Task details: In the material below, the lines containing the word "Merge" are required; copy each of them.

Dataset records
···

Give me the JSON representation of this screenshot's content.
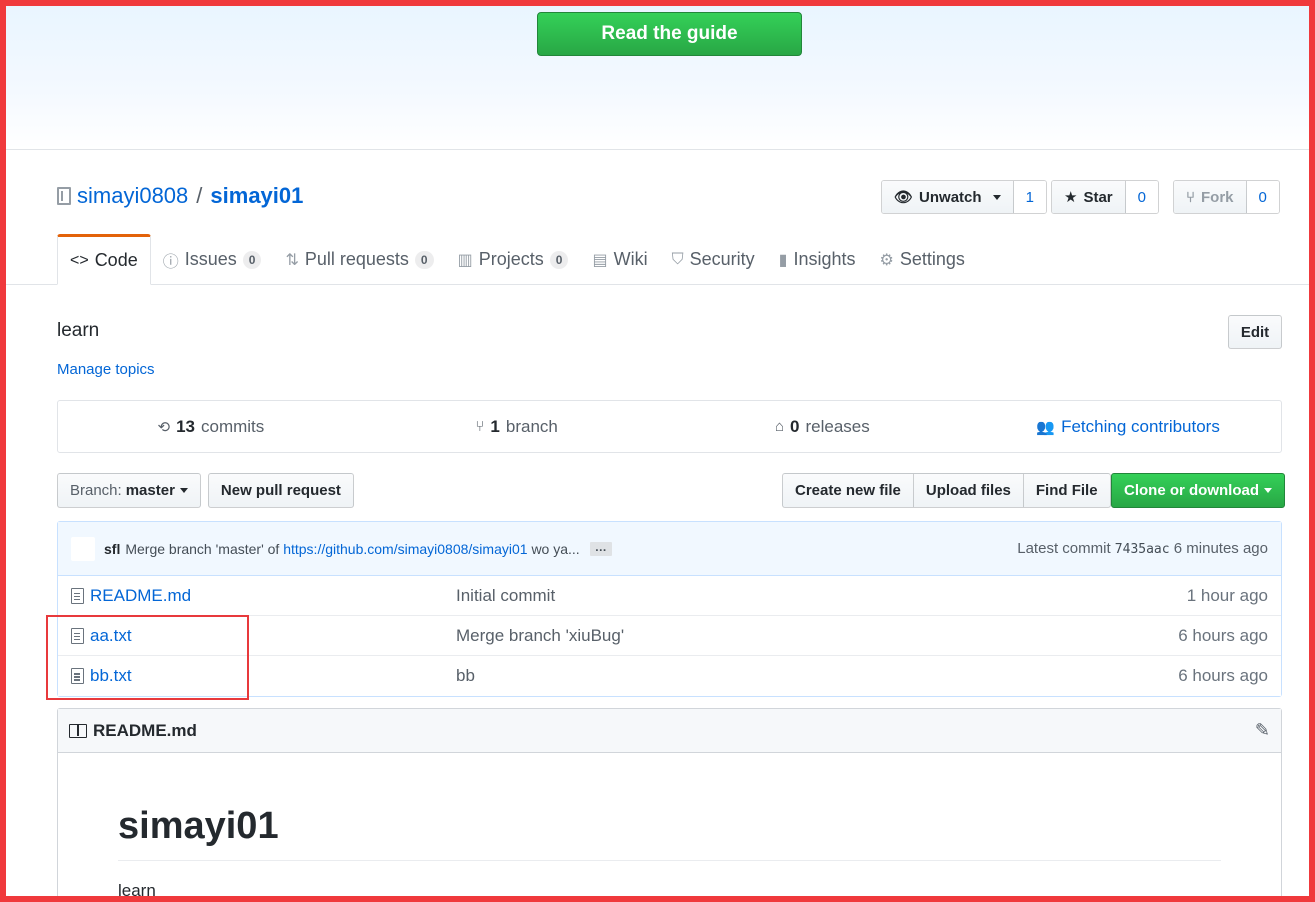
{
  "hero": {
    "button_label": "Read the guide"
  },
  "repo": {
    "owner": "simayi0808",
    "separator": "/",
    "name": "simayi01"
  },
  "actions": {
    "watch": {
      "label": "Unwatch",
      "count": "1"
    },
    "star": {
      "label": "Star",
      "count": "0"
    },
    "fork": {
      "label": "Fork",
      "count": "0"
    }
  },
  "tabs": [
    {
      "label": "Code",
      "badge": null,
      "icon": "code-icon"
    },
    {
      "label": "Issues",
      "badge": "0",
      "icon": "issue-icon"
    },
    {
      "label": "Pull requests",
      "badge": "0",
      "icon": "pull-request-icon"
    },
    {
      "label": "Projects",
      "badge": "0",
      "icon": "project-icon"
    },
    {
      "label": "Wiki",
      "badge": null,
      "icon": "book-icon"
    },
    {
      "label": "Security",
      "badge": null,
      "icon": "shield-icon"
    },
    {
      "label": "Insights",
      "badge": null,
      "icon": "graph-icon"
    },
    {
      "label": "Settings",
      "badge": null,
      "icon": "gear-icon"
    }
  ],
  "about": {
    "description": "learn",
    "edit_label": "Edit",
    "manage_topics": "Manage topics"
  },
  "summary": {
    "commits_count": "13",
    "commits_label": "commits",
    "branch_count": "1",
    "branch_label": "branch",
    "releases_count": "0",
    "releases_label": "releases",
    "contributors_label": "Fetching contributors"
  },
  "toolbar": {
    "branch_prefix": "Branch:",
    "branch_name": "master",
    "new_pr": "New pull request",
    "create_file": "Create new file",
    "upload_files": "Upload files",
    "find_file": "Find File",
    "clone": "Clone or download"
  },
  "latest_commit": {
    "author": "sfl",
    "message_prefix": "Merge branch 'master' of",
    "link": "https://github.com/simayi0808/simayi01",
    "message_suffix": "wo ya...",
    "ellipsis": "…",
    "latest_label": "Latest commit",
    "sha": "7435aac",
    "age": "6 minutes ago"
  },
  "files": [
    {
      "name": "README.md",
      "message": "Initial commit",
      "age": "1 hour ago"
    },
    {
      "name": "aa.txt",
      "message": "Merge branch 'xiuBug'",
      "age": "6 hours ago"
    },
    {
      "name": "bb.txt",
      "message": "bb",
      "age": "6 hours ago"
    }
  ],
  "readme": {
    "filename": "README.md",
    "heading": "simayi01",
    "body": "learn"
  },
  "colors": {
    "accent_green": "#28a745",
    "link_blue": "#0366d6",
    "tab_active_orange": "#e36209",
    "annotation_red": "#f0393c"
  }
}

···

Solution to the problem:
    "message_prefix": "Merge branch 'master' of",
      "message": "Merge branch 'xiuBug'",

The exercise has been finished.